**What to produce**
In the records below, change every "candle-body" to "candlestick-body" and leave everything else as it is.

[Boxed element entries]
* * * * * * * * *

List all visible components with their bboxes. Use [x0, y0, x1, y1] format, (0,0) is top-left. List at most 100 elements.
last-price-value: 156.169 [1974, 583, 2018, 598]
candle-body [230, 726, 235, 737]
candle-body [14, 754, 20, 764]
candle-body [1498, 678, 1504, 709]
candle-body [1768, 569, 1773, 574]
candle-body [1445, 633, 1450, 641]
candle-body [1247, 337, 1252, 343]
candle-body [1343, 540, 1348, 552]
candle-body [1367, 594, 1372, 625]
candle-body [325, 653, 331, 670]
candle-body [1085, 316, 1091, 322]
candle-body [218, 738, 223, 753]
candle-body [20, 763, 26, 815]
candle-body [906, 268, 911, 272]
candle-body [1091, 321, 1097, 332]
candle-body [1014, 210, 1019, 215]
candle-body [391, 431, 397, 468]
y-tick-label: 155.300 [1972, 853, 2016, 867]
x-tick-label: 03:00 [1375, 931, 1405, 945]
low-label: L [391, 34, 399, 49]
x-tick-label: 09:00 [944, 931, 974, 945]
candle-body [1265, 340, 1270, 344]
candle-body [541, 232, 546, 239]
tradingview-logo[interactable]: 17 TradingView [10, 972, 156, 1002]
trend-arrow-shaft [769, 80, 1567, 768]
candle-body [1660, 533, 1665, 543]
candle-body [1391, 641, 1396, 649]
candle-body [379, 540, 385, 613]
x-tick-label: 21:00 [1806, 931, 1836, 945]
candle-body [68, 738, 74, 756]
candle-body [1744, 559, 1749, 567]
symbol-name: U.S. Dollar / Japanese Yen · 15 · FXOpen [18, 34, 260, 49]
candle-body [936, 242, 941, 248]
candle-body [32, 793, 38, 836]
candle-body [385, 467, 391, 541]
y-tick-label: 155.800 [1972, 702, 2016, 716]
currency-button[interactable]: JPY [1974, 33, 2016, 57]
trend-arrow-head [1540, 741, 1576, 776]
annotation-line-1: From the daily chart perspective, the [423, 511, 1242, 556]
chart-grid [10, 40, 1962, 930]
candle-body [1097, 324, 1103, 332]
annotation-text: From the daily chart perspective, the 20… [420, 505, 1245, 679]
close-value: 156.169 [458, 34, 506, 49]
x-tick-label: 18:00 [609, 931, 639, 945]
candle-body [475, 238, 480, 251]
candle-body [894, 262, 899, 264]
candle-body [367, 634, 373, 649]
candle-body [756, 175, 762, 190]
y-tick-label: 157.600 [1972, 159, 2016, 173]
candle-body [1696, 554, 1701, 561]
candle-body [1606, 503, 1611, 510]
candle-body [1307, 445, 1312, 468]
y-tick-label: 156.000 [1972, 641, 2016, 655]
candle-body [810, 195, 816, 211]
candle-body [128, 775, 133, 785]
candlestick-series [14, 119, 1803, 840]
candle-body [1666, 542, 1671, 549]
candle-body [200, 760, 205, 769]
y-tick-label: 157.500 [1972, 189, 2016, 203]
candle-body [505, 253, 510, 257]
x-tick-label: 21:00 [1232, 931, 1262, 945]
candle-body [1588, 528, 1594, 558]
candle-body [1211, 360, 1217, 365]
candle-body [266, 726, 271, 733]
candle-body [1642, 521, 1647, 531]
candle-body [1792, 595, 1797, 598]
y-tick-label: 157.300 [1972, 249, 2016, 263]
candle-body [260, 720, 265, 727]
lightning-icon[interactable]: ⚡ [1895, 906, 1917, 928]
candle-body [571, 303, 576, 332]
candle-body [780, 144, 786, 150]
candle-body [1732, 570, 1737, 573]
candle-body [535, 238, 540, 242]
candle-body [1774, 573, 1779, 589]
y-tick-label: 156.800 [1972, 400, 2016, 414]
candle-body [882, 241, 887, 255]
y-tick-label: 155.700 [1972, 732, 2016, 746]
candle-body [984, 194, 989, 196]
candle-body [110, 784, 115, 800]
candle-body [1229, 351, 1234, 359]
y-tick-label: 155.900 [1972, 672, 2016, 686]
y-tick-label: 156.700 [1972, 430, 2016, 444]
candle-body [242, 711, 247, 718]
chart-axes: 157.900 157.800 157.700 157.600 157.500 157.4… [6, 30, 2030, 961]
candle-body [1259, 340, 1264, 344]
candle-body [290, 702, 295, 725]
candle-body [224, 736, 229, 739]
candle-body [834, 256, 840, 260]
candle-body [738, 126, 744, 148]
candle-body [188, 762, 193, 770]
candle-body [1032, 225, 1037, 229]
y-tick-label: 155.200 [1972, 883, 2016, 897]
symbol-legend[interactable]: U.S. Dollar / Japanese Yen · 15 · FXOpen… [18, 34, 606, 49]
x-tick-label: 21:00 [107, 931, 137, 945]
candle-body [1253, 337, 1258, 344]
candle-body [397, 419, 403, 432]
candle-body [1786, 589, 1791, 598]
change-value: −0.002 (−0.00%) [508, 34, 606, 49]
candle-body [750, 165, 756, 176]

* * * * * * * * *

**Written response**
List all visible components with their bboxes. Use [x0, y0, x1, y1] format, (0,0) is top-left. List at most 100 elements.
last-price-value: 156.169 [1974, 583, 2018, 598]
candlestick-body [230, 726, 235, 737]
candlestick-body [14, 754, 20, 764]
candlestick-body [1498, 678, 1504, 709]
candlestick-body [1768, 569, 1773, 574]
candlestick-body [1445, 633, 1450, 641]
candlestick-body [1247, 337, 1252, 343]
candlestick-body [1343, 540, 1348, 552]
candlestick-body [1367, 594, 1372, 625]
candlestick-body [325, 653, 331, 670]
candlestick-body [1085, 316, 1091, 322]
candlestick-body [218, 738, 223, 753]
candlestick-body [20, 763, 26, 815]
candlestick-body [906, 268, 911, 272]
candlestick-body [1091, 321, 1097, 332]
candlestick-body [1014, 210, 1019, 215]
candlestick-body [391, 431, 397, 468]
y-tick-label: 155.300 [1972, 853, 2016, 867]
x-tick-label: 03:00 [1375, 931, 1405, 945]
low-label: L [391, 34, 399, 49]
x-tick-label: 09:00 [944, 931, 974, 945]
candlestick-body [1265, 340, 1270, 344]
candlestick-body [541, 232, 546, 239]
tradingview-logo[interactable]: 17 TradingView [10, 972, 156, 1002]
trend-arrow-shaft [769, 80, 1567, 768]
candlestick-body [1660, 533, 1665, 543]
candlestick-body [1391, 641, 1396, 649]
candlestick-body [379, 540, 385, 613]
x-tick-label: 21:00 [1806, 931, 1836, 945]
candlestick-body [68, 738, 74, 756]
candlestick-body [1744, 559, 1749, 567]
symbol-name: U.S. Dollar / Japanese Yen · 15 · FXOpen [18, 34, 260, 49]
candlestick-body [936, 242, 941, 248]
candlestick-body [32, 793, 38, 836]
candlestick-body [385, 467, 391, 541]
y-tick-label: 155.800 [1972, 702, 2016, 716]
currency-button[interactable]: JPY [1974, 33, 2016, 57]
trend-arrow-head [1540, 741, 1576, 776]
annotation-line-1: From the daily chart perspective, the [423, 511, 1242, 556]
chart-grid [10, 40, 1962, 930]
candlestick-body [1097, 324, 1103, 332]
annotation-text: From the daily chart perspective, the 20… [420, 505, 1245, 679]
close-value: 156.169 [458, 34, 506, 49]
x-tick-label: 18:00 [609, 931, 639, 945]
candlestick-body [475, 238, 480, 251]
candlestick-body [894, 262, 899, 264]
candlestick-body [367, 634, 373, 649]
candlestick-body [756, 175, 762, 190]
y-tick-label: 157.600 [1972, 159, 2016, 173]
candlestick-body [1696, 554, 1701, 561]
candlestick-body [1606, 503, 1611, 510]
candlestick-body [1307, 445, 1312, 468]
y-tick-label: 156.000 [1972, 641, 2016, 655]
candlestick-body [810, 195, 816, 211]
candlestick-body [128, 775, 133, 785]
candlestick-series [14, 119, 1803, 840]
candlestick-body [1666, 542, 1671, 549]
candlestick-body [200, 760, 205, 769]
y-tick-label: 157.500 [1972, 189, 2016, 203]
candlestick-body [505, 253, 510, 257]
x-tick-label: 21:00 [1232, 931, 1262, 945]
candlestick-body [1588, 528, 1594, 558]
candlestick-body [1211, 360, 1217, 365]
candlestick-body [266, 726, 271, 733]
candlestick-body [1642, 521, 1647, 531]
candlestick-body [1792, 595, 1797, 598]
y-tick-label: 157.300 [1972, 249, 2016, 263]
candlestick-body [260, 720, 265, 727]
lightning-icon[interactable]: ⚡ [1895, 906, 1917, 928]
candlestick-body [571, 303, 576, 332]
candlestick-body [780, 144, 786, 150]
candlestick-body [1732, 570, 1737, 573]
candlestick-body [535, 238, 540, 242]
candlestick-body [1774, 573, 1779, 589]
y-tick-label: 156.800 [1972, 400, 2016, 414]
candlestick-body [882, 241, 887, 255]
y-tick-label: 155.700 [1972, 732, 2016, 746]
candlestick-body [984, 194, 989, 196]
candlestick-body [110, 784, 115, 800]
candlestick-body [1229, 351, 1234, 359]
y-tick-label: 155.900 [1972, 672, 2016, 686]
y-tick-label: 156.700 [1972, 430, 2016, 444]
candlestick-body [242, 711, 247, 718]
chart-axes: 157.900 157.800 157.700 157.600 157.500 157.4… [6, 30, 2030, 961]
candlestick-body [1259, 340, 1264, 344]
candlestick-body [290, 702, 295, 725]
candlestick-body [224, 736, 229, 739]
candlestick-body [834, 256, 840, 260]
candlestick-body [738, 126, 744, 148]
candlestick-body [188, 762, 193, 770]
candlestick-body [1032, 225, 1037, 229]
y-tick-label: 155.200 [1972, 883, 2016, 897]
symbol-legend[interactable]: U.S. Dollar / Japanese Yen · 15 · FXOpen… [18, 34, 606, 49]
x-tick-label: 21:00 [107, 931, 137, 945]
candlestick-body [1253, 337, 1258, 344]
candlestick-body [397, 419, 403, 432]
candlestick-body [1786, 589, 1791, 598]
change-value: −0.002 (−0.00%) [508, 34, 606, 49]
candlestick-body [750, 165, 756, 176]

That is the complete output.